**Description of the task:** Find every line in the records below that contains the word "الله", and copy each such line.

**Exercise input:**
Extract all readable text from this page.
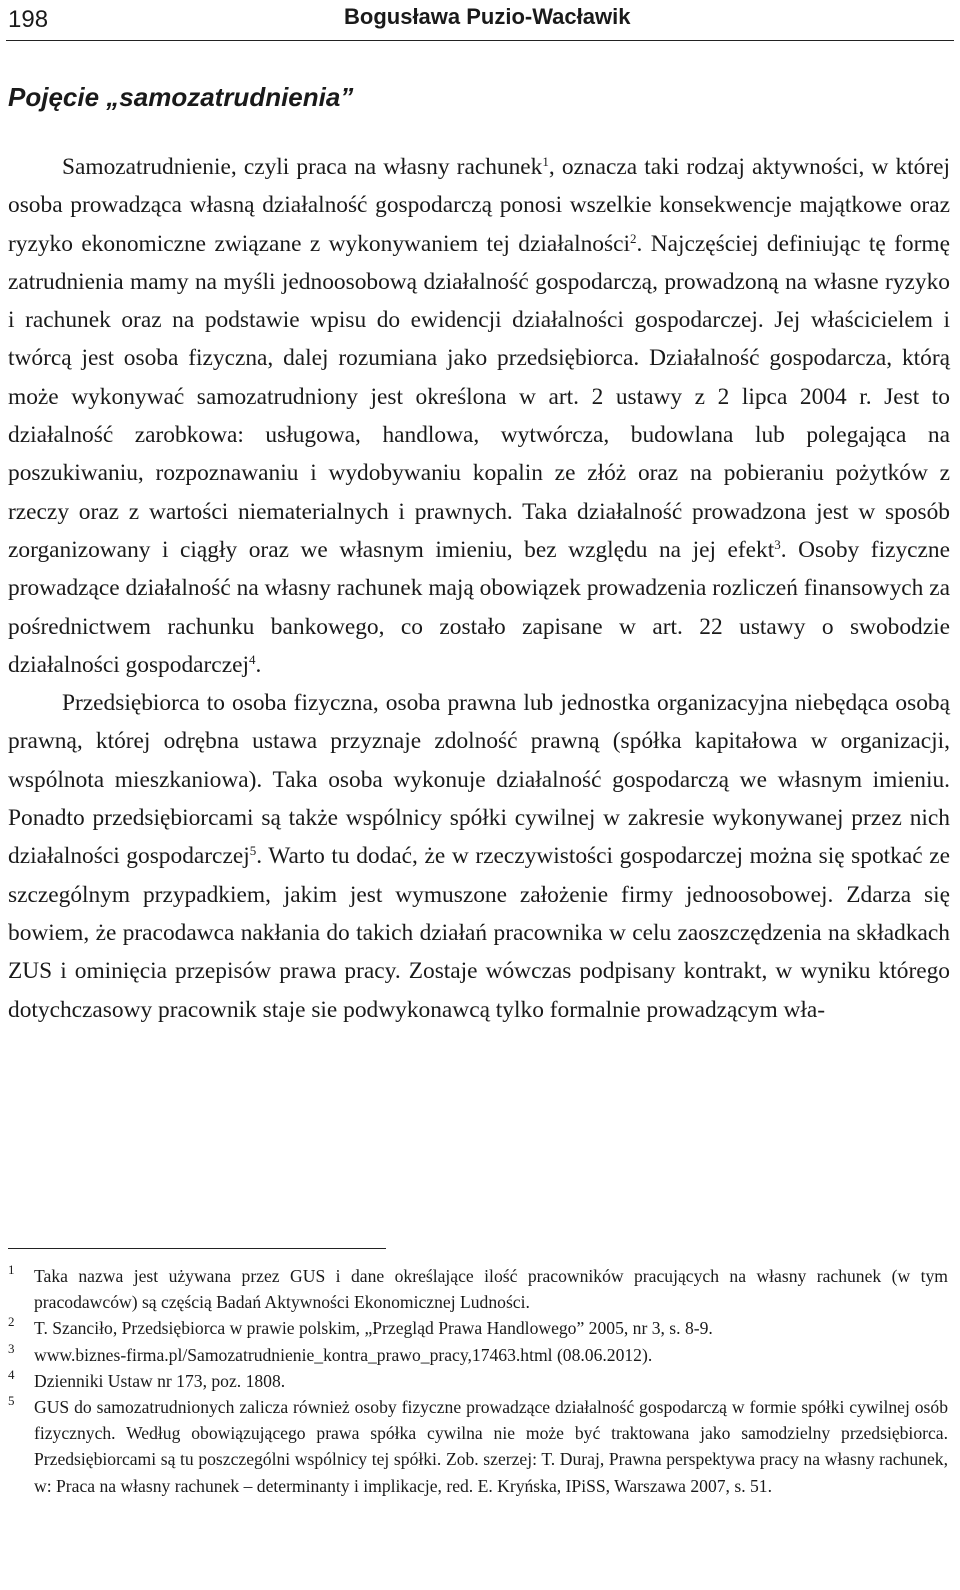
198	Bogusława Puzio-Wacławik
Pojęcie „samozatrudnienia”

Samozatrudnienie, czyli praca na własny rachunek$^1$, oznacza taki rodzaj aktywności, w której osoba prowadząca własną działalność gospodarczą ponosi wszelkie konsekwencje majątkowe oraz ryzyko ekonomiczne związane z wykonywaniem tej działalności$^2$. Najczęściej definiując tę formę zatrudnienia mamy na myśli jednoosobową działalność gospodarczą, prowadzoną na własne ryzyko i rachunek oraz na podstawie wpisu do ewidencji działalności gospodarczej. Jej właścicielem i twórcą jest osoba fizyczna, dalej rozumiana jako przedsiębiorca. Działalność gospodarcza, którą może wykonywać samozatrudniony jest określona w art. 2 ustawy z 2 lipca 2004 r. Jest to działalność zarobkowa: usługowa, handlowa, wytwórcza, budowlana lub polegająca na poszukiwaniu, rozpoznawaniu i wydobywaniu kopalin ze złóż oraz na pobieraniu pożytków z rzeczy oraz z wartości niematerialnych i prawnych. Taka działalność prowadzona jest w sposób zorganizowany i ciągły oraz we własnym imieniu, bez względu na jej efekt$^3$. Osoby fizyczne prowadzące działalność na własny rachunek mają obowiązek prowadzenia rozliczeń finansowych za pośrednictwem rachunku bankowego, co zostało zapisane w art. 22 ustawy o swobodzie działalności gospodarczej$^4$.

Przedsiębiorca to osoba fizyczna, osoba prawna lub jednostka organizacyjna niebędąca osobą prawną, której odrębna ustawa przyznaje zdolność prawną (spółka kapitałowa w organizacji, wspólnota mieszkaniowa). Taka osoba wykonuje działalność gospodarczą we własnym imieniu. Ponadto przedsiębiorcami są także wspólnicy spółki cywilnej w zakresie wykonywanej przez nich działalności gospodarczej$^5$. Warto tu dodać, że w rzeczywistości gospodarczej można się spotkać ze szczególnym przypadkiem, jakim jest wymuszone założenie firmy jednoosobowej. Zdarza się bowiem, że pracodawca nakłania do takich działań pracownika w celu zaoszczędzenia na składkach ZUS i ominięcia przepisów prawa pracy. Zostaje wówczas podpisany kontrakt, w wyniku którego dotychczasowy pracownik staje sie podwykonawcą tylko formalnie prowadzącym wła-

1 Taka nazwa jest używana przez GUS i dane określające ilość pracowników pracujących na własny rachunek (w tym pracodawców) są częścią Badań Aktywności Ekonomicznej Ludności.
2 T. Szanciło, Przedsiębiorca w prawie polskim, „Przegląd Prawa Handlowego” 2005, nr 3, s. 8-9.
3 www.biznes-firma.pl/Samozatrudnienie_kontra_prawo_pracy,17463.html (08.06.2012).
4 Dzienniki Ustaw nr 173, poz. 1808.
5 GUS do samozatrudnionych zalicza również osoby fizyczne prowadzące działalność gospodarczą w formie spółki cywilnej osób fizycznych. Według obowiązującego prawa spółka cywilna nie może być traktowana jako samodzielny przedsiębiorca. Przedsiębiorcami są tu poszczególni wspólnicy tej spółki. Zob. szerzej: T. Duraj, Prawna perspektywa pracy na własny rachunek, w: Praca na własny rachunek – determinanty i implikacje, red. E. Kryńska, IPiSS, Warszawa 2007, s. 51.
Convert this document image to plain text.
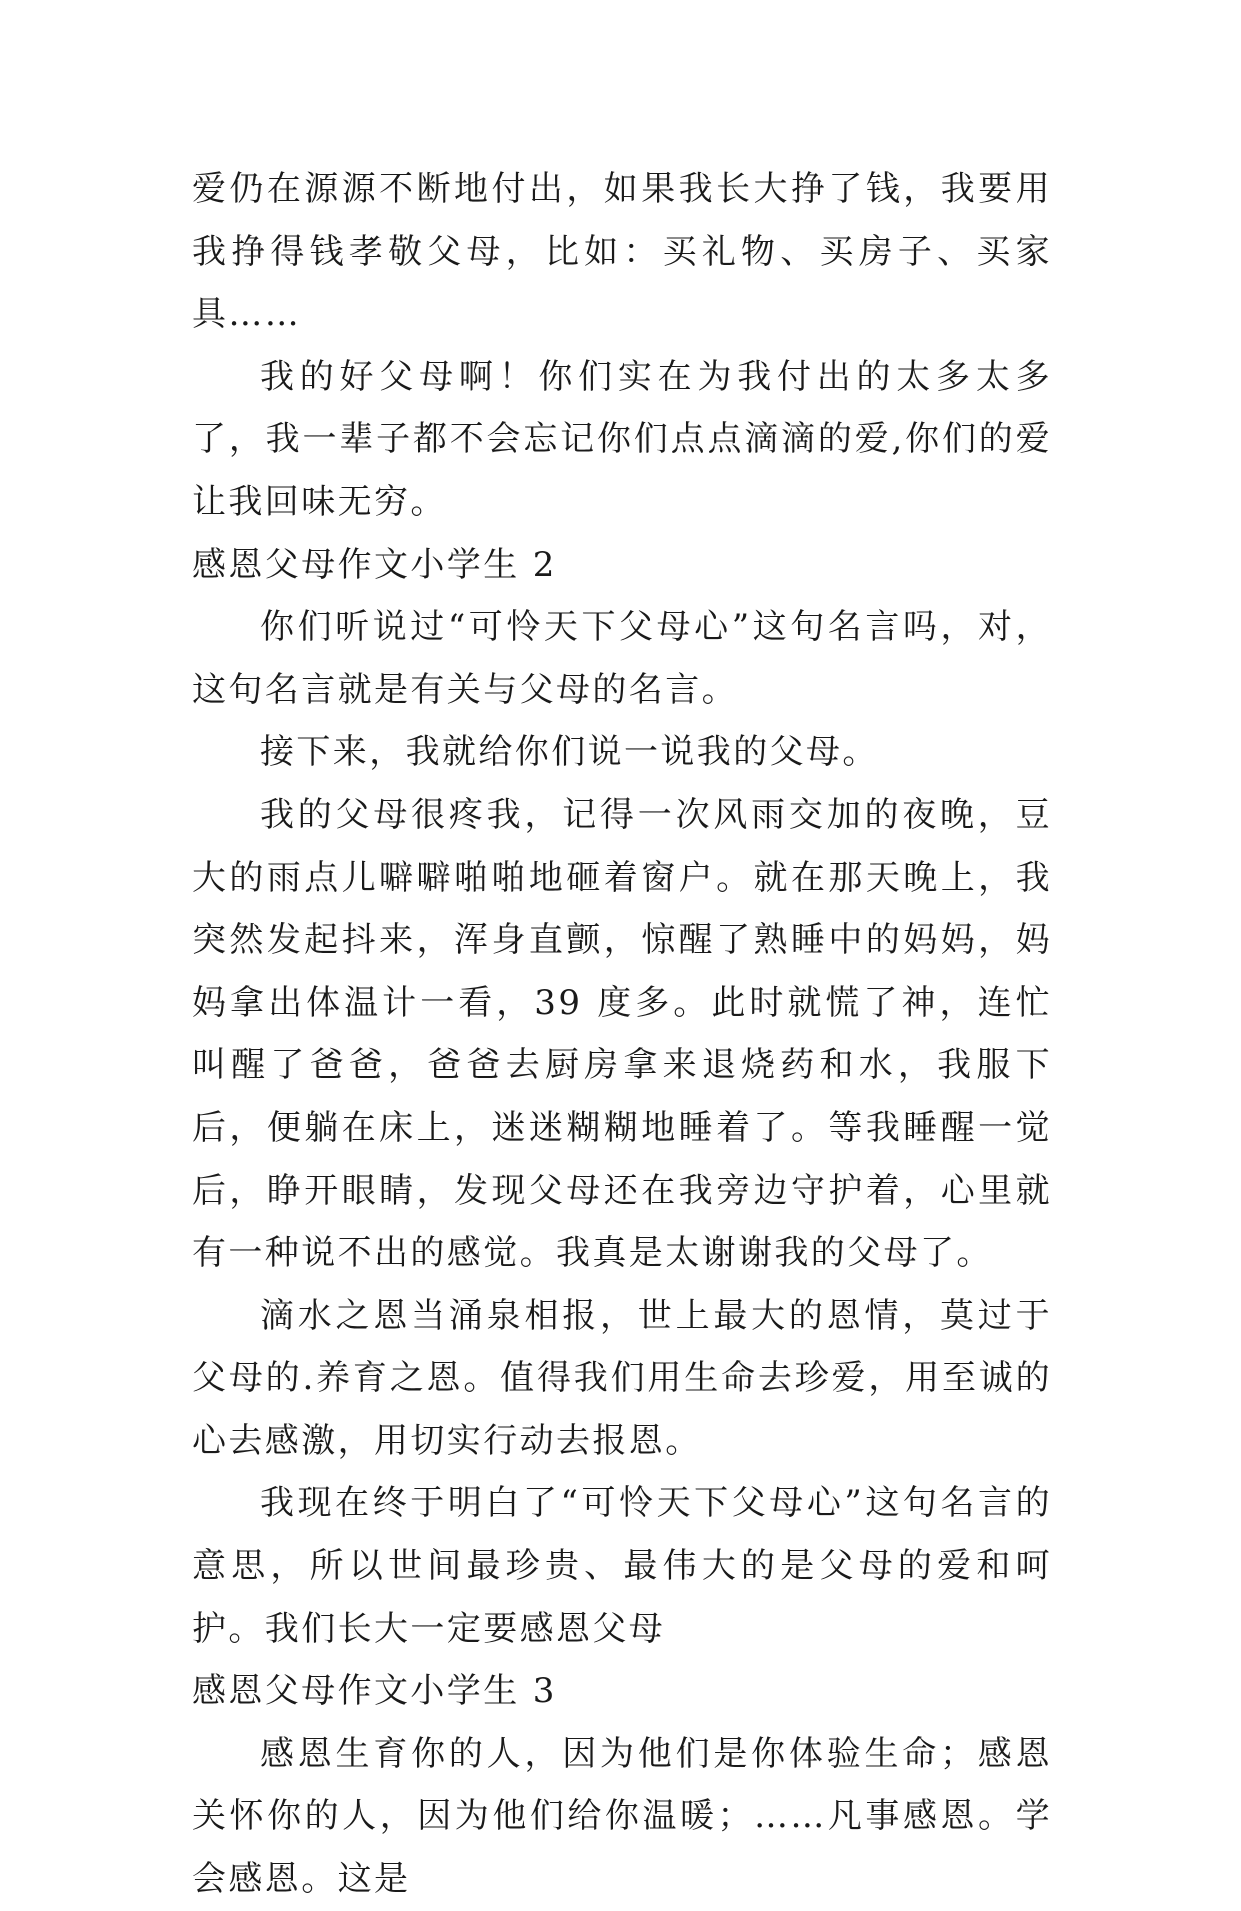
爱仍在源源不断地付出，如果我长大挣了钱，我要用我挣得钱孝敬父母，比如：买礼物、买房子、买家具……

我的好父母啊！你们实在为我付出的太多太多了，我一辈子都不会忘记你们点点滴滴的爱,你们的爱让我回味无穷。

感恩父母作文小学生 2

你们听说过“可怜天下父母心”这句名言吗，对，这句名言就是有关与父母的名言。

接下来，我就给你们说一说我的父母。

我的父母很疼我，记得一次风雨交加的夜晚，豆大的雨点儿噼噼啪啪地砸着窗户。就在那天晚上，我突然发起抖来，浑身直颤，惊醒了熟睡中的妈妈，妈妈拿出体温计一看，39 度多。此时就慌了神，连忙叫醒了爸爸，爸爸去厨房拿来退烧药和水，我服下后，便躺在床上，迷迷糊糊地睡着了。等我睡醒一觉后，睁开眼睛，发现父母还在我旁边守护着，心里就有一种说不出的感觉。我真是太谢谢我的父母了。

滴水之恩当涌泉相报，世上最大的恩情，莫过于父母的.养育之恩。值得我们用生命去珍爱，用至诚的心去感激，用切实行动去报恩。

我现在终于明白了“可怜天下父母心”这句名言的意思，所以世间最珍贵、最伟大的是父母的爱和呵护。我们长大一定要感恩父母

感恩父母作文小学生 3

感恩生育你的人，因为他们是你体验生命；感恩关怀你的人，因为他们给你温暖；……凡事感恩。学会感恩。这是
* * *
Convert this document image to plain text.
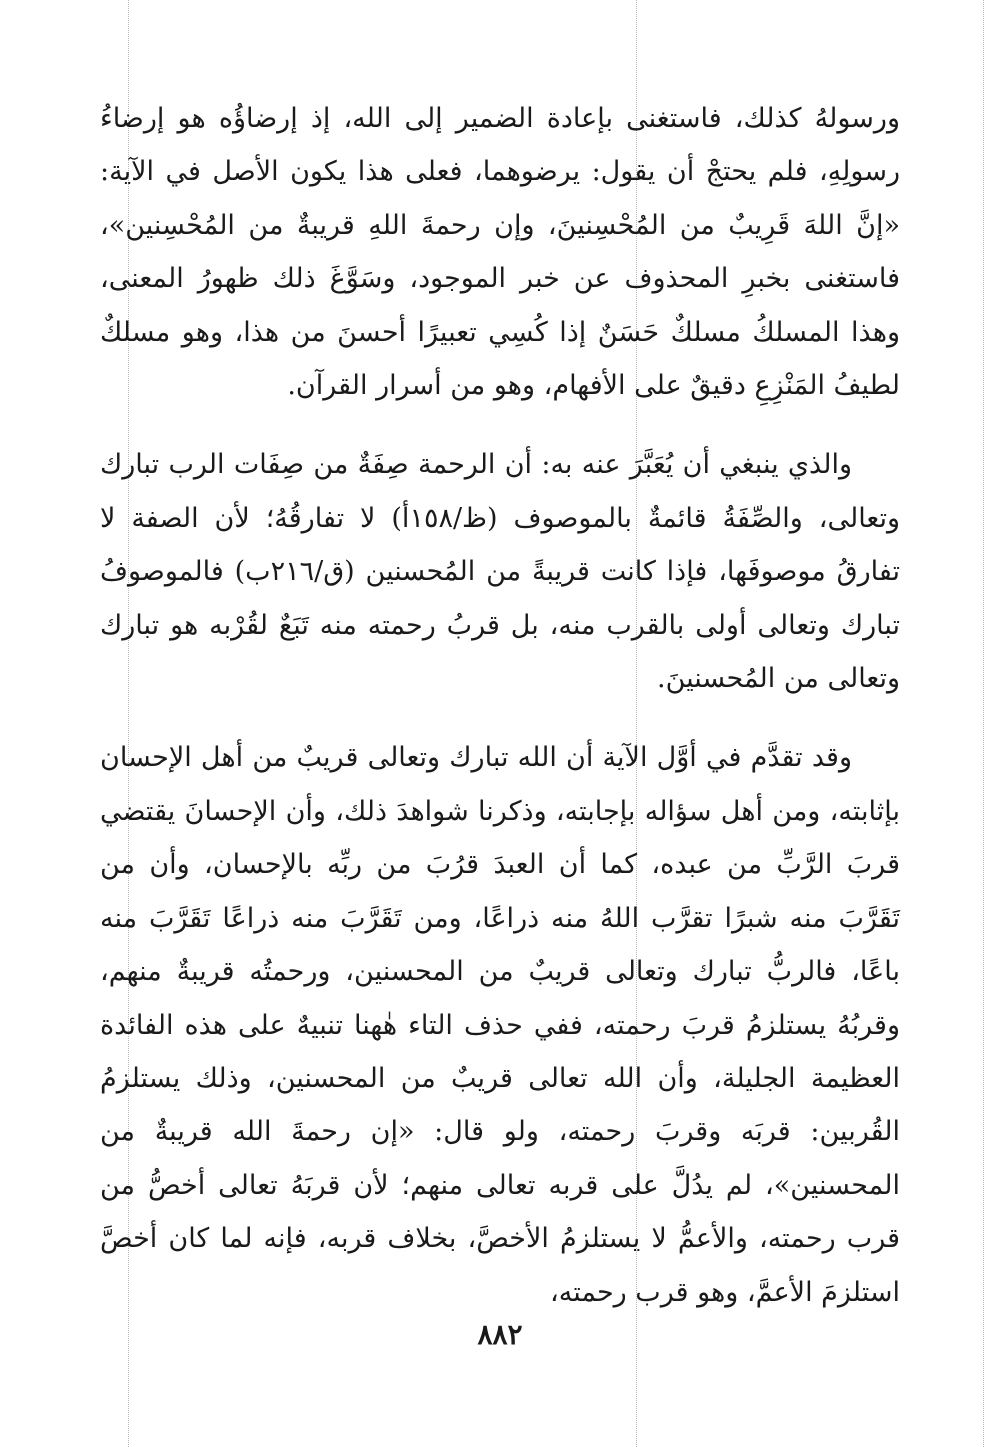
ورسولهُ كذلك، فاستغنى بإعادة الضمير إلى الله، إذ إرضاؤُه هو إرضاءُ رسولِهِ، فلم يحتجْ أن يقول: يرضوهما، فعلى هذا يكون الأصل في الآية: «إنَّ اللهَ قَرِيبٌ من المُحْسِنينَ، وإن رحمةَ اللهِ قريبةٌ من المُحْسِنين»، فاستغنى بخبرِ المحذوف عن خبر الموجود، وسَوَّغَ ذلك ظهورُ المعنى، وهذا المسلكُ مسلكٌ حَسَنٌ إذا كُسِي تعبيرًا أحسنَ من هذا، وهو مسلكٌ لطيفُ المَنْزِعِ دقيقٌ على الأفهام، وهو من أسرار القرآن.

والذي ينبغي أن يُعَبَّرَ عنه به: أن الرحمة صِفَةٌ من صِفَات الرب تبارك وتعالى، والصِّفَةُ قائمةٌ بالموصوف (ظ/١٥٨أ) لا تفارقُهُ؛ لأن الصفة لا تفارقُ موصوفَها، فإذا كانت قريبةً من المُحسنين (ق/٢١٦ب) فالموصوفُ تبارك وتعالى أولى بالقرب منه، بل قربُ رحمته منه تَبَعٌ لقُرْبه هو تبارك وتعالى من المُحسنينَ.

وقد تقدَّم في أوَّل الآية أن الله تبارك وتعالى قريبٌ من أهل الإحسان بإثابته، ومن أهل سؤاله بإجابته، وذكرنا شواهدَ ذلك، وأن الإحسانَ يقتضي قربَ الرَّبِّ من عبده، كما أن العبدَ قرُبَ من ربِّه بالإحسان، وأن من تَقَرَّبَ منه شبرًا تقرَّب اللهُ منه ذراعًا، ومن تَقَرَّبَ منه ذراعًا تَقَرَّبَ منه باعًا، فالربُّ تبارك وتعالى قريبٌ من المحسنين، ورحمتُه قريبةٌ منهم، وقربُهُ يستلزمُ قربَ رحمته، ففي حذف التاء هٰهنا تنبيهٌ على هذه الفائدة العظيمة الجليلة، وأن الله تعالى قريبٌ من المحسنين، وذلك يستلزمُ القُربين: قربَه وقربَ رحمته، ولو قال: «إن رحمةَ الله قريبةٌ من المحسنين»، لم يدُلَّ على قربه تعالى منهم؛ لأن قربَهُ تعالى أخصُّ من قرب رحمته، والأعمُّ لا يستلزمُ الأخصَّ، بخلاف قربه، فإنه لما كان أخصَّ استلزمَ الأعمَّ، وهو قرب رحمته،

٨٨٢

**Final answer:**
ورسولهُ كذلك، فاستغنى بإعادة الضمير إلى الله، إذ إرضاؤُه هو إرضاءُ رسولِهِ، فلم يحتجْ أن يقول: يرضوهما، فعلى هذا يكون الأصل في الآية: «إنَّ اللهَ قَرِيبٌ من المُحْسِنينَ، وإن رحمةَ اللهِ قريبةٌ من المُحْسِنين»، فاستغنى بخبرِ المحذوف عن خبر الموجود، وسَوَّغَ ذلك ظهورُ المعنى، وهذا المسلكُ مسلكٌ حَسَنٌ إذا كُسِي تعبيرًا أحسنَ من هذا، وهو مسلكٌ لطيفُ المَنْزِعِ دقيقٌ على الأفهام، وهو من أسرار القرآن.
وقد تقدَّم في أوَّل الآية أن الله تبارك وتعالى قريبٌ من أهل الإحسان بإثابته، ومن أهل سؤاله بإجابته، وذكرنا شواهدَ ذلك، وأن الإحسانَ يقتضي قربَ الرَّبِّ من عبده، كما أن العبدَ قرُبَ من ربِّه بالإحسان، وأن من تَقَرَّبَ منه شبرًا تقرَّب اللهُ منه ذراعًا، ومن تَقَرَّبَ منه ذراعًا تَقَرَّبَ منه باعًا، فالربُّ تبارك وتعالى قريبٌ من المحسنين، ورحمتُه قريبةٌ منهم، وقربُهُ يستلزمُ قربَ رحمته، ففي حذف التاء هٰهنا تنبيهٌ على هذه الفائدة العظيمة الجليلة، وأن الله تعالى قريبٌ من المحسنين، وذلك يستلزمُ القُربين: قربَه وقربَ رحمته، ولو قال: «إن رحمةَ الله قريبةٌ من المحسنين»، لم يدُلَّ على قربه تعالى منهم؛ لأن قربَهُ تعالى أخصُّ من قرب رحمته، والأعمُّ لا يستلزمُ الأخصَّ، بخلاف قربه، فإنه لما كان أخصَّ استلزمَ الأعمَّ، وهو قرب رحمته،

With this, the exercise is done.